begin EXERCISE INPUTS
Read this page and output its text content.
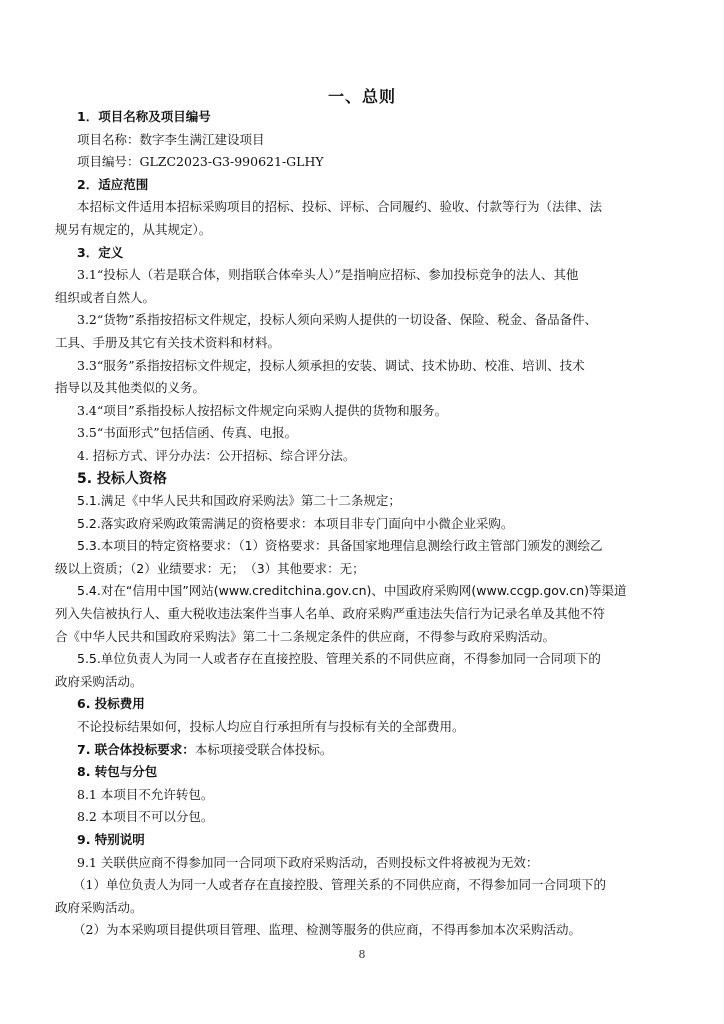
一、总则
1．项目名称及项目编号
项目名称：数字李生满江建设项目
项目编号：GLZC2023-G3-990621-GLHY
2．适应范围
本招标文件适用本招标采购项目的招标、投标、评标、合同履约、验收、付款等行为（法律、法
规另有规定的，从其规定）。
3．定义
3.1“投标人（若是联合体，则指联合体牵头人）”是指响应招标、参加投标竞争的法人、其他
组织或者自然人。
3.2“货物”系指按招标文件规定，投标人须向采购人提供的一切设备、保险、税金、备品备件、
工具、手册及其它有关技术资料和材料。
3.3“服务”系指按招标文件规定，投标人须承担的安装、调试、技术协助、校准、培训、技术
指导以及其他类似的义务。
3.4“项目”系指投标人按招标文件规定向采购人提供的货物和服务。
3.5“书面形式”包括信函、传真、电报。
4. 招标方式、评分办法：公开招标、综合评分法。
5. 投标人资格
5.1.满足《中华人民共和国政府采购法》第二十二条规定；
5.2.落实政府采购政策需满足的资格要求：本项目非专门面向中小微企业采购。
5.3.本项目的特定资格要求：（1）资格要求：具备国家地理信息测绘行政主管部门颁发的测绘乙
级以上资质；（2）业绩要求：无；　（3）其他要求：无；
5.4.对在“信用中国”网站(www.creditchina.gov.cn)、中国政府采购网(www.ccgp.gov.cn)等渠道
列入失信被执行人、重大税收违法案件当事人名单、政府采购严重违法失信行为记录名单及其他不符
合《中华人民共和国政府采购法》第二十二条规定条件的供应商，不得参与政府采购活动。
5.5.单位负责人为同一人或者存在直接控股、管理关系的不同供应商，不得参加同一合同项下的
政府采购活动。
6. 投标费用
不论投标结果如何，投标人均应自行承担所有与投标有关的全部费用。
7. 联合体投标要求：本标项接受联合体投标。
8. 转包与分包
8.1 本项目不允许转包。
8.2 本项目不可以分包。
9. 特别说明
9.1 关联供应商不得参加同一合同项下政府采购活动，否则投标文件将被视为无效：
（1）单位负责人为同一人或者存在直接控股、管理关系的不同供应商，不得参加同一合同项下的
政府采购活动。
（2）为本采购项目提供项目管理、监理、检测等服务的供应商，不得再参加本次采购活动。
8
end EXERCISE INPUTS
▶ WHAT YOU HAVE TO DO
Each line that holds the word "管理关系的不同供应商" should be extracted from the records.

▶ SOLUTION
5.5.单位负责人为同一人或者存在直接控股、管理关系的不同供应商，不得参加同一合同项下的
（1）单位负责人为同一人或者存在直接控股、管理关系的不同供应商，不得参加同一合同项下的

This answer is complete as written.